*** Material for the task
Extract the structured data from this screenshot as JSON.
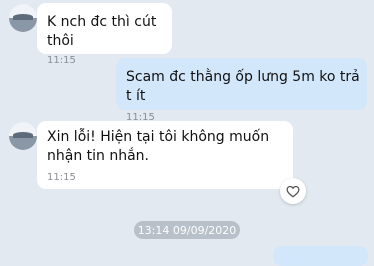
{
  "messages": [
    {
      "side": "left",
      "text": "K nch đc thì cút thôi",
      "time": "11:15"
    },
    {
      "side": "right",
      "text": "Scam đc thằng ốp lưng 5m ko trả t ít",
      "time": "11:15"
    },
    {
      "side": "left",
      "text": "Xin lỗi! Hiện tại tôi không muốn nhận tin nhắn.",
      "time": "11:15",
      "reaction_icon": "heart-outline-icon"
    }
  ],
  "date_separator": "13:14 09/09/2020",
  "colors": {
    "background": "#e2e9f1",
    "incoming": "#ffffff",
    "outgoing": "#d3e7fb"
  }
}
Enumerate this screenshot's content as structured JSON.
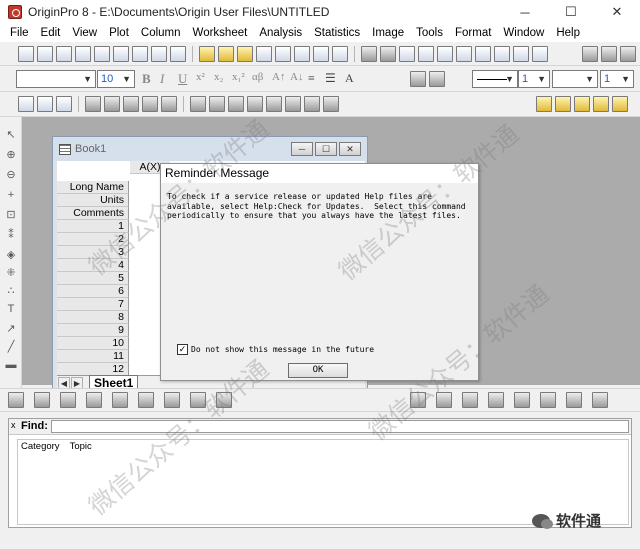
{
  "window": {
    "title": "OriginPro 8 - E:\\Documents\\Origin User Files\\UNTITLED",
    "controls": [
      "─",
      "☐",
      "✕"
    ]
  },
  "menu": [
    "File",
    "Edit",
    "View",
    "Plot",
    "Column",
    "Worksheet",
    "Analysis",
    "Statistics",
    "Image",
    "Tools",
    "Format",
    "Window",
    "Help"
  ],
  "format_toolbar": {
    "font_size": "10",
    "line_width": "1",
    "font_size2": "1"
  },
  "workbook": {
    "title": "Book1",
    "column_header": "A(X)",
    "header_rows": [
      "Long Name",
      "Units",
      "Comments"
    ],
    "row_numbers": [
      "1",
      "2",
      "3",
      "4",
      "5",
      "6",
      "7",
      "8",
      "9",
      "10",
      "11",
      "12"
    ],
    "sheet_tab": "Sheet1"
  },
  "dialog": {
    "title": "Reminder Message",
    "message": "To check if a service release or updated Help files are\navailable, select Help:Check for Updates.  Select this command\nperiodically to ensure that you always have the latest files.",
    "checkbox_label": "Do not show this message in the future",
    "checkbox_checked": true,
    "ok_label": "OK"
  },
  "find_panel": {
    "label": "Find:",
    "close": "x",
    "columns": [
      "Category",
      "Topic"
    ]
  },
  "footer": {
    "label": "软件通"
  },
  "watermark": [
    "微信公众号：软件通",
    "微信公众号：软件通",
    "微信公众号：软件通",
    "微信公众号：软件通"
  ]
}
******
What the task asks:
Extract the entries in full, exactly as they are, minus the pictures.

Result of the exercise:
Extract the structured data from this screenshot as JSON.
{
  "messages": [
    {
      "side": "left",
      "text": "K nch đc thì cút thôi",
      "time": "11:15"
    },
    {
      "side": "right",
      "text": "Scam đc thằng ốp lưng 5m ko trả t ít",
      "time": "11:15"
    },
    {
      "side": "left",
      "text": "Xin lỗi! Hiện tại tôi không muốn nhận tin nhắn.",
      "time": "11:15",
      "reaction_icon": "heart-outline-icon"
    }
  ],
  "date_separator": "13:14 09/09/2020",
  "colors": {
    "background": "#e2e9f1",
    "incoming": "#ffffff",
    "outgoing": "#d3e7fb"
  }
}
Enumerate this screenshot's content as structured JSON.
{
  "window": {
    "title": "OriginPro 8 - E:\\Documents\\Origin User Files\\UNTITLED",
    "controls": [
      "─",
      "☐",
      "✕"
    ]
  },
  "menu": [
    "File",
    "Edit",
    "View",
    "Plot",
    "Column",
    "Worksheet",
    "Analysis",
    "Statistics",
    "Image",
    "Tools",
    "Format",
    "Window",
    "Help"
  ],
  "format_toolbar": {
    "font_size": "10",
    "line_width": "1",
    "font_size2": "1"
  },
  "workbook": {
    "title": "Book1",
    "column_header": "A(X)",
    "header_rows": [
      "Long Name",
      "Units",
      "Comments"
    ],
    "row_numbers": [
      "1",
      "2",
      "3",
      "4",
      "5",
      "6",
      "7",
      "8",
      "9",
      "10",
      "11",
      "12"
    ],
    "sheet_tab": "Sheet1"
  },
  "dialog": {
    "title": "Reminder Message",
    "message": "To check if a service release or updated Help files are\navailable, select Help:Check for Updates.  Select this command\nperiodically to ensure that you always have the latest files.",
    "checkbox_label": "Do not show this message in the future",
    "checkbox_checked": true,
    "ok_label": "OK"
  },
  "find_panel": {
    "label": "Find:",
    "close": "x",
    "columns": [
      "Category",
      "Topic"
    ]
  },
  "footer": {
    "label": "软件通"
  },
  "watermark": [
    "微信公众号：软件通",
    "微信公众号：软件通",
    "微信公众号：软件通",
    "微信公众号：软件通"
  ]
}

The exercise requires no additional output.